══ Data to use

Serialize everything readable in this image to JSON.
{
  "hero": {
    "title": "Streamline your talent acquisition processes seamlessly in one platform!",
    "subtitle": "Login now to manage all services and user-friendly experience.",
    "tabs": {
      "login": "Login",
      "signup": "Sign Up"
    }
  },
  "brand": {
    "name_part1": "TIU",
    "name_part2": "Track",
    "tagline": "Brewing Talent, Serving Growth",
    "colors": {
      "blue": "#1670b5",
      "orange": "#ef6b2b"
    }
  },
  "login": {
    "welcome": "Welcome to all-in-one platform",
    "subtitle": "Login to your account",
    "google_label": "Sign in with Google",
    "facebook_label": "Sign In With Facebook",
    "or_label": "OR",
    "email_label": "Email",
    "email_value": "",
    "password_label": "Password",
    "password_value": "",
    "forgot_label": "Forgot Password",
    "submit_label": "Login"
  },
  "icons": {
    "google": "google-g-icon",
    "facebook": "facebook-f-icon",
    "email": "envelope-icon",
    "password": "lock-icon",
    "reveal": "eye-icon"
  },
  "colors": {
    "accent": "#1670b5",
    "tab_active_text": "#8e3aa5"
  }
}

════

Give back the whole listing, word for word.

Serialize everything readable in this image to JSON.
{
  "hero": {
    "title": "Streamline your talent acquisition processes seamlessly in one platform!",
    "subtitle": "Login now to manage all services and user-friendly experience.",
    "tabs": {
      "login": "Login",
      "signup": "Sign Up"
    }
  },
  "brand": {
    "name_part1": "TIU",
    "name_part2": "Track",
    "tagline": "Brewing Talent, Serving Growth",
    "colors": {
      "blue": "#1670b5",
      "orange": "#ef6b2b"
    }
  },
  "login": {
    "welcome": "Welcome to all-in-one platform",
    "subtitle": "Login to your account",
    "google_label": "Sign in with Google",
    "facebook_label": "Sign In With Facebook",
    "or_label": "OR",
    "email_label": "Email",
    "email_value": "",
    "password_label": "Password",
    "password_value": "",
    "forgot_label": "Forgot Password",
    "submit_label": "Login"
  },
  "icons": {
    "google": "google-g-icon",
    "facebook": "facebook-f-icon",
    "email": "envelope-icon",
    "password": "lock-icon",
    "reveal": "eye-icon"
  },
  "colors": {
    "accent": "#1670b5",
    "tab_active_text": "#8e3aa5"
  }
}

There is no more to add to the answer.